- _Requirement_
Track down the lines that contain "title" and copy them.

(begin)

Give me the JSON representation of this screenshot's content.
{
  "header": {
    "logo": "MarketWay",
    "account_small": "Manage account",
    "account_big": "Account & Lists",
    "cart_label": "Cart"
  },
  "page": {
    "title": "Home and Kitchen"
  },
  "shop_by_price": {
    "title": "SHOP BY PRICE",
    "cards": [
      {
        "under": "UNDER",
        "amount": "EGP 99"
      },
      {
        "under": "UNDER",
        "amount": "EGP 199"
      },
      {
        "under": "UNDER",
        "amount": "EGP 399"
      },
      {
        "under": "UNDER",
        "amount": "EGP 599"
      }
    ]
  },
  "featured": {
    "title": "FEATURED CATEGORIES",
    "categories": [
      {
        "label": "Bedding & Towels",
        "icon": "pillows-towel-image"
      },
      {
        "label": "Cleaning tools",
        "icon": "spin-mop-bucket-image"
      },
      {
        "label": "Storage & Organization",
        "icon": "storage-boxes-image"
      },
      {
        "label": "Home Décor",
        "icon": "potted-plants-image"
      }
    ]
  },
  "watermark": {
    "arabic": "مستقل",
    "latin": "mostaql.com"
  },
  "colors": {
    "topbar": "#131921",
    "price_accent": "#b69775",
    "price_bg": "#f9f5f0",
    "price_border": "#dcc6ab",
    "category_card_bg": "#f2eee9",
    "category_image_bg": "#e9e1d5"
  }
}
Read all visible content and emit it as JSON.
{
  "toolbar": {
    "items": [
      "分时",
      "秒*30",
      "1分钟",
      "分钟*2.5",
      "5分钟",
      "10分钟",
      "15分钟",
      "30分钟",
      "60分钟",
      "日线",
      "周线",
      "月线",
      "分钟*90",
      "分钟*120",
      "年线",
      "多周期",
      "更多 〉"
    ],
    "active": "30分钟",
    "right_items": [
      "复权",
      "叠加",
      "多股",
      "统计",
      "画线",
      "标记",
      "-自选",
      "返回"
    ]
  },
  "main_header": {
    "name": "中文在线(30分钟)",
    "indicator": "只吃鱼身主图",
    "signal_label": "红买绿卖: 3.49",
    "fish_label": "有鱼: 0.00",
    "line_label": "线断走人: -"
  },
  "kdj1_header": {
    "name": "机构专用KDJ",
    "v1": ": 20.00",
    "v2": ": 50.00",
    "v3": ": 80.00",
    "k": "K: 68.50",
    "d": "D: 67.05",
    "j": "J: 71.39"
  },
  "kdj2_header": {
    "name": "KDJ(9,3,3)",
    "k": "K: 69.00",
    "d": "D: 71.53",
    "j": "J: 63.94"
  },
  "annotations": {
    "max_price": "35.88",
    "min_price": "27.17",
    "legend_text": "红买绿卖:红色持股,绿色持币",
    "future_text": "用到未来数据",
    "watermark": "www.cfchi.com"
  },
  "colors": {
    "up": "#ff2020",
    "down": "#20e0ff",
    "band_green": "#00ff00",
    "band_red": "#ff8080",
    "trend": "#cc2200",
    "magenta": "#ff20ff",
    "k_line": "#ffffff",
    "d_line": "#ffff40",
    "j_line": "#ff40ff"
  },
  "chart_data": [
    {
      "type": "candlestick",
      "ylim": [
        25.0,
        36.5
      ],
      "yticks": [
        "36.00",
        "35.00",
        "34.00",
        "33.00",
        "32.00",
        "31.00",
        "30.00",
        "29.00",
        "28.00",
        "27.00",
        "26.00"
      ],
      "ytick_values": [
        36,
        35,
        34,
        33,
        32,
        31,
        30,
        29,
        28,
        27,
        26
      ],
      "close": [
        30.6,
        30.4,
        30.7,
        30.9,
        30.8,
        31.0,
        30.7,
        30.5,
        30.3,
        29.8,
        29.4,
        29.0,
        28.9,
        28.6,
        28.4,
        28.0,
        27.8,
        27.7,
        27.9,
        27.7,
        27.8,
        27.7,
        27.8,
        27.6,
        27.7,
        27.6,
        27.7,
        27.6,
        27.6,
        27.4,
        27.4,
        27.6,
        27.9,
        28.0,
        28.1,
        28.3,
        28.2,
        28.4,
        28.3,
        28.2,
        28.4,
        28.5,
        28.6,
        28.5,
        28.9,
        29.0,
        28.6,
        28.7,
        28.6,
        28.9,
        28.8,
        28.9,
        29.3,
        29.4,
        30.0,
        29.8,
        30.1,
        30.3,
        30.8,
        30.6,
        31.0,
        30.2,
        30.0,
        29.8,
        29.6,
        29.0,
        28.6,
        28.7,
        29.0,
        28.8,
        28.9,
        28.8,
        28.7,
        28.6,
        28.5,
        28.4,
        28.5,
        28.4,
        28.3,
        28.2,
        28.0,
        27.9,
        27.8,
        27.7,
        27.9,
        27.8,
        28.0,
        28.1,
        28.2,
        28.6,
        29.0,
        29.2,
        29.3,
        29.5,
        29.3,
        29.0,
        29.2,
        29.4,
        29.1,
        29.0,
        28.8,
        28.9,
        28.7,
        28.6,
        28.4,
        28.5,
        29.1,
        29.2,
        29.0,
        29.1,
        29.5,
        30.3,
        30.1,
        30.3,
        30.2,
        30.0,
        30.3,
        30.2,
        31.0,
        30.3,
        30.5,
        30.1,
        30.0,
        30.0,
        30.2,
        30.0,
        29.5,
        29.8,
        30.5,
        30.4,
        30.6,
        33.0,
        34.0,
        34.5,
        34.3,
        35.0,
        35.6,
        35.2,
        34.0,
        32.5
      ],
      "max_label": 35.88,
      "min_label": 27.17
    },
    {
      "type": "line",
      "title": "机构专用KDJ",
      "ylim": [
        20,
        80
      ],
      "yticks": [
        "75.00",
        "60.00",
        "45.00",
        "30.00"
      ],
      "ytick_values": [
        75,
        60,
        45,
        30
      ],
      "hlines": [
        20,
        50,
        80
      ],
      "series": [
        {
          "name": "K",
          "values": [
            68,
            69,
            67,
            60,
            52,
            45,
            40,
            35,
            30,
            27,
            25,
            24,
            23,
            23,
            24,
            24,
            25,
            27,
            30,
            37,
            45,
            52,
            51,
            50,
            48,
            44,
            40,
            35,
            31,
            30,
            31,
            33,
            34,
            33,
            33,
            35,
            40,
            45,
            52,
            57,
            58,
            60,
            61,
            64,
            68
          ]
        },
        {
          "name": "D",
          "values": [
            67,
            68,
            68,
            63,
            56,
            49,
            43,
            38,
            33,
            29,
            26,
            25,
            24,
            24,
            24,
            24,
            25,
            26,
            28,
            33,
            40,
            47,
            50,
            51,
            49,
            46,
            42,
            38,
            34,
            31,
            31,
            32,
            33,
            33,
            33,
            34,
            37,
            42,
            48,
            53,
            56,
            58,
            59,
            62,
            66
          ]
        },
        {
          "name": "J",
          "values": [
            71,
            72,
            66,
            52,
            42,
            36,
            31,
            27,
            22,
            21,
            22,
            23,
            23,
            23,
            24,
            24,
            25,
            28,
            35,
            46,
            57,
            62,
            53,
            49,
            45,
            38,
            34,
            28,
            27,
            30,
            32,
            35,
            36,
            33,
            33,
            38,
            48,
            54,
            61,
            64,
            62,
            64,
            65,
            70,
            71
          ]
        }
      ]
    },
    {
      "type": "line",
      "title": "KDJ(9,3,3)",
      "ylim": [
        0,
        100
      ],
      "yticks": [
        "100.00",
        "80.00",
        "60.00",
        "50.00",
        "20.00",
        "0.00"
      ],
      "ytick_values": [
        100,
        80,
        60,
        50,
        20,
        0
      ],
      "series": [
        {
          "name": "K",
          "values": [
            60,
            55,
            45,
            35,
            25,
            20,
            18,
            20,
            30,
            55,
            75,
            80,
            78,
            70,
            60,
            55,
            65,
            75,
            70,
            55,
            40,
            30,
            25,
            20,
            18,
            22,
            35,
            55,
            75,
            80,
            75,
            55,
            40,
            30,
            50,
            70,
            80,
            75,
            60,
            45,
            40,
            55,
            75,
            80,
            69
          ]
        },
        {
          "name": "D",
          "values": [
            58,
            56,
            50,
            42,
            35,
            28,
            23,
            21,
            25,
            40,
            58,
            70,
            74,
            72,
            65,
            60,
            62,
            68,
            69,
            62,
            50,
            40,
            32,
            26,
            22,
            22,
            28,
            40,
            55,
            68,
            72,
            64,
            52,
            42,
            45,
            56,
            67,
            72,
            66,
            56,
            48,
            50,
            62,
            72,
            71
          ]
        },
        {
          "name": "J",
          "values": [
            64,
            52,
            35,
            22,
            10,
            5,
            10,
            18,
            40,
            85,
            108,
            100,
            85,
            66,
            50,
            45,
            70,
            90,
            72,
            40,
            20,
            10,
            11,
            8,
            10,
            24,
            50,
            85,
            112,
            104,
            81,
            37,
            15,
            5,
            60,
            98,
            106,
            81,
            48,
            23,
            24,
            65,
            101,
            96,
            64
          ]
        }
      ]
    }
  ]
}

(end)

- _Exercise response_
    "title": "Home and Kitchen"
    "title": "SHOP BY PRICE",
    "title": "FEATURED CATEGORIES",
      "title": "机构专用KDJ",
      "title": "KDJ(9,3,3)",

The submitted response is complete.